▶ [RECORDS FOR THE TASK]

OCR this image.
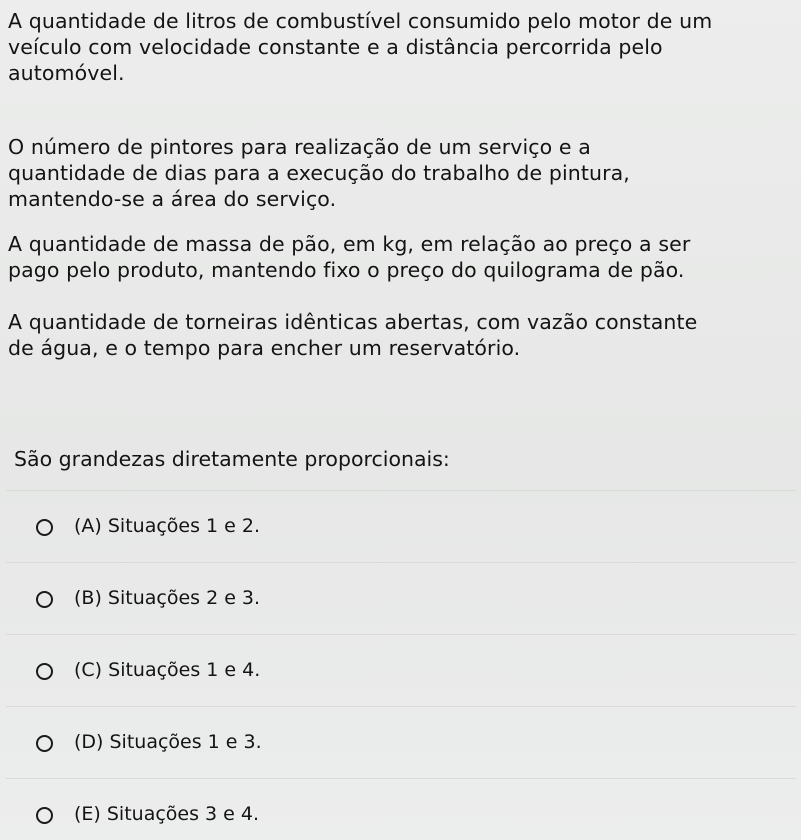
A quantidade de litros de combustível consumido pelo motor de um
veículo com velocidade constante e a distância percorrida pelo
automóvel.
O número de pintores para realização de um serviço e a
quantidade de dias para a execução do trabalho de pintura,
mantendo-se a área do serviço.
A quantidade de massa de pão, em kg, em relação ao preço a ser
pago pelo produto, mantendo fixo o preço do quilograma de pão.
A quantidade de torneiras idênticas abertas, com vazão constante
de água, e o tempo para encher um reservatório.
São grandezas diretamente proporcionais:
(A) Situações 1 e 2.
(B) Situações 2 e 3.
(C) Situações 1 e 4.
(D) Situações 1 e 3.
(E) Situações 3 e 4.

▶ [OBJECTIVE]
Except for the pictures, reproduce every line exactly.

▶ [TASK OUTPUT]
OCR this image.
A quantidade de litros de combustível consumido pelo motor de um
veículo com velocidade constante e a distância percorrida pelo
automóvel.
O número de pintores para realização de um serviço e a
quantidade de dias para a execução do trabalho de pintura,
mantendo-se a área do serviço.
A quantidade de massa de pão, em kg, em relação ao preço a ser
pago pelo produto, mantendo fixo o preço do quilograma de pão.
A quantidade de torneiras idênticas abertas, com vazão constante
de água, e o tempo para encher um reservatório.
São grandezas diretamente proporcionais:
(A) Situações 1 e 2.
(B) Situações 2 e 3.
(C) Situações 1 e 4.
(D) Situações 1 e 3.
(E) Situações 3 e 4.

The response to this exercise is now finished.